### Your task
Write out the full set of records below exactly.
** begin The input **
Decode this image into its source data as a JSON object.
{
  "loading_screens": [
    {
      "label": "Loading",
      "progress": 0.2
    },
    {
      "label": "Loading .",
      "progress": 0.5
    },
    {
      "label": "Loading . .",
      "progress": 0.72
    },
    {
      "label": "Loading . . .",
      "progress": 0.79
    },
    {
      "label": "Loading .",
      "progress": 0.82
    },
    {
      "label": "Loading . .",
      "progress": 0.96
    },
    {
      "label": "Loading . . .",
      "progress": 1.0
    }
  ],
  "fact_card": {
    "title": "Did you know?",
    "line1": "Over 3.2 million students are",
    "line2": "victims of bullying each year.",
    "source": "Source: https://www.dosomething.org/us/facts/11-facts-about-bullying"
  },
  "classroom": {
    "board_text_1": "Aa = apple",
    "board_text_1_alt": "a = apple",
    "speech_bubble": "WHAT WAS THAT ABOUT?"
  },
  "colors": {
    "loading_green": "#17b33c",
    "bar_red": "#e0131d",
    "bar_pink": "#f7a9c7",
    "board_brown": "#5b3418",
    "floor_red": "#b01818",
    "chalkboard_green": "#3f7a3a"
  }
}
** end The input **
### Response
Decode this image into its source data as a JSON object.
{
  "loading_screens": [
    {
      "label": "Loading",
      "progress": 0.2
    },
    {
      "label": "Loading .",
      "progress": 0.5
    },
    {
      "label": "Loading . .",
      "progress": 0.72
    },
    {
      "label": "Loading . . .",
      "progress": 0.79
    },
    {
      "label": "Loading .",
      "progress": 0.82
    },
    {
      "label": "Loading . .",
      "progress": 0.96
    },
    {
      "label": "Loading . . .",
      "progress": 1.0
    }
  ],
  "fact_card": {
    "title": "Did you know?",
    "line1": "Over 3.2 million students are",
    "line2": "victims of bullying each year.",
    "source": "Source: https://www.dosomething.org/us/facts/11-facts-about-bullying"
  },
  "classroom": {
    "board_text_1": "Aa = apple",
    "board_text_1_alt": "a = apple",
    "speech_bubble": "WHAT WAS THAT ABOUT?"
  },
  "colors": {
    "loading_green": "#17b33c",
    "bar_red": "#e0131d",
    "bar_pink": "#f7a9c7",
    "board_brown": "#5b3418",
    "floor_red": "#b01818",
    "chalkboard_green": "#3f7a3a"
  }
}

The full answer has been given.